> **Directive**:
Images are excluded; otherwise, output every record exactly.

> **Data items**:
- - - - - - -

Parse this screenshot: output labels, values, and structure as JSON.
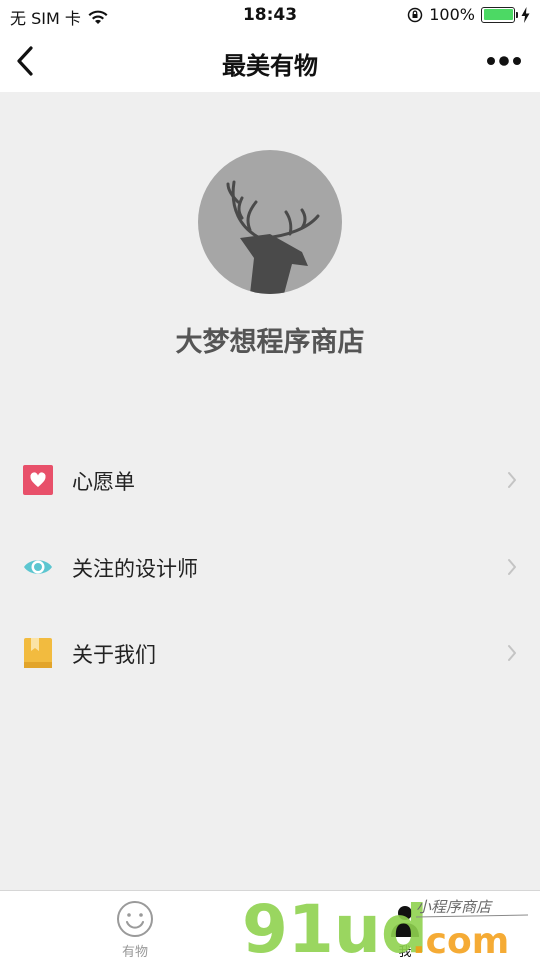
{
  "status_bar": {
    "carrier": "无 SIM 卡",
    "time": "18:43",
    "battery_percent": "100%",
    "battery_level": 1.0
  },
  "nav": {
    "title": "最美有物",
    "back_icon": "chevron-left-icon",
    "more_icon": "more-dots-icon"
  },
  "profile": {
    "avatar_icon": "deer-icon",
    "store_name": "大梦想程序商店"
  },
  "menu": [
    {
      "label": "心愿单",
      "icon": "heart-icon",
      "color": "#e8506a"
    },
    {
      "label": "关注的设计师",
      "icon": "eye-icon",
      "color": "#5cc6d0"
    },
    {
      "label": "关于我们",
      "icon": "book-icon",
      "color": "#f2bb3f"
    }
  ],
  "tabs": [
    {
      "label": "有物",
      "icon": "smiley-icon",
      "active": false
    },
    {
      "label": "我",
      "icon": "person-icon",
      "active": true
    }
  ],
  "watermark": {
    "brand": "91ud",
    "domain": ".com",
    "tagline": "小程序商店",
    "colors": {
      "green": "#8fd14f",
      "orange": "#f39c12"
    }
  }
}
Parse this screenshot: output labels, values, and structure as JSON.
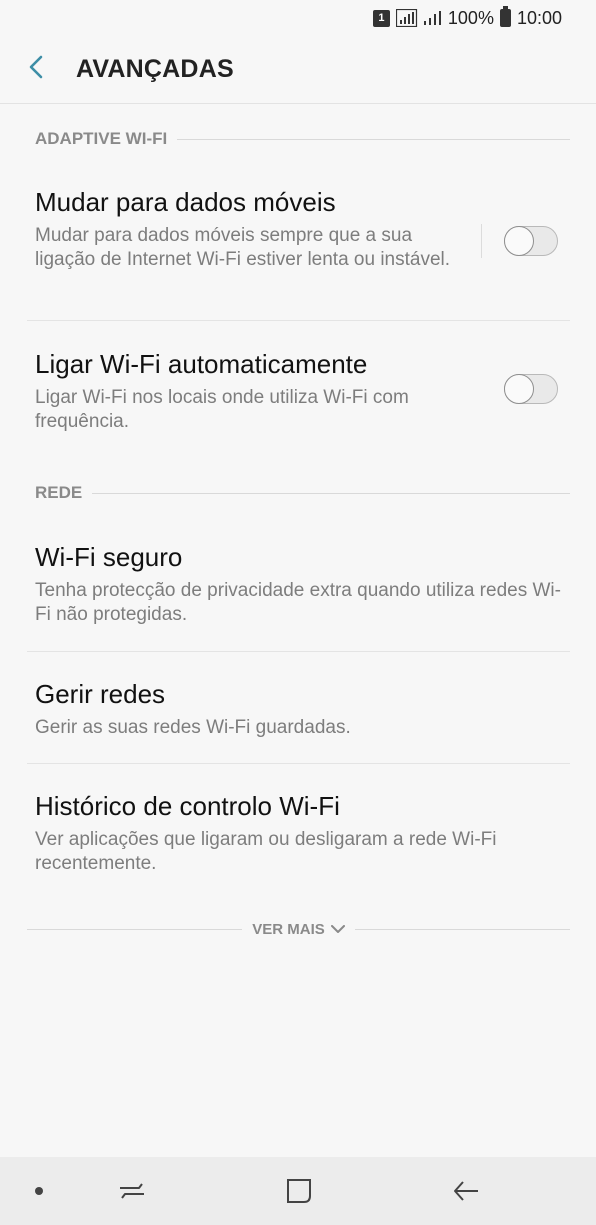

- - - - - - -

> **Result for this task**:
Parse this screenshot: output labels, values, and structure as JSON.
{
  "status_bar": {
    "carrier": "无 SIM 卡",
    "time": "18:43",
    "battery_percent": "100%",
    "battery_level": 1.0
  },
  "nav": {
    "title": "最美有物",
    "back_icon": "chevron-left-icon",
    "more_icon": "more-dots-icon"
  },
  "profile": {
    "avatar_icon": "deer-icon",
    "store_name": "大梦想程序商店"
  },
  "menu": [
    {
      "label": "心愿单",
      "icon": "heart-icon",
      "color": "#e8506a"
    },
    {
      "label": "关注的设计师",
      "icon": "eye-icon",
      "color": "#5cc6d0"
    },
    {
      "label": "关于我们",
      "icon": "book-icon",
      "color": "#f2bb3f"
    }
  ],
  "tabs": [
    {
      "label": "有物",
      "icon": "smiley-icon",
      "active": false
    },
    {
      "label": "我",
      "icon": "person-icon",
      "active": true
    }
  ],
  "watermark": {
    "brand": "91ud",
    "domain": ".com",
    "tagline": "小程序商店",
    "colors": {
      "green": "#8fd14f",
      "orange": "#f39c12"
    }
  }
}
Parse this screenshot: output labels, values, and structure as JSON.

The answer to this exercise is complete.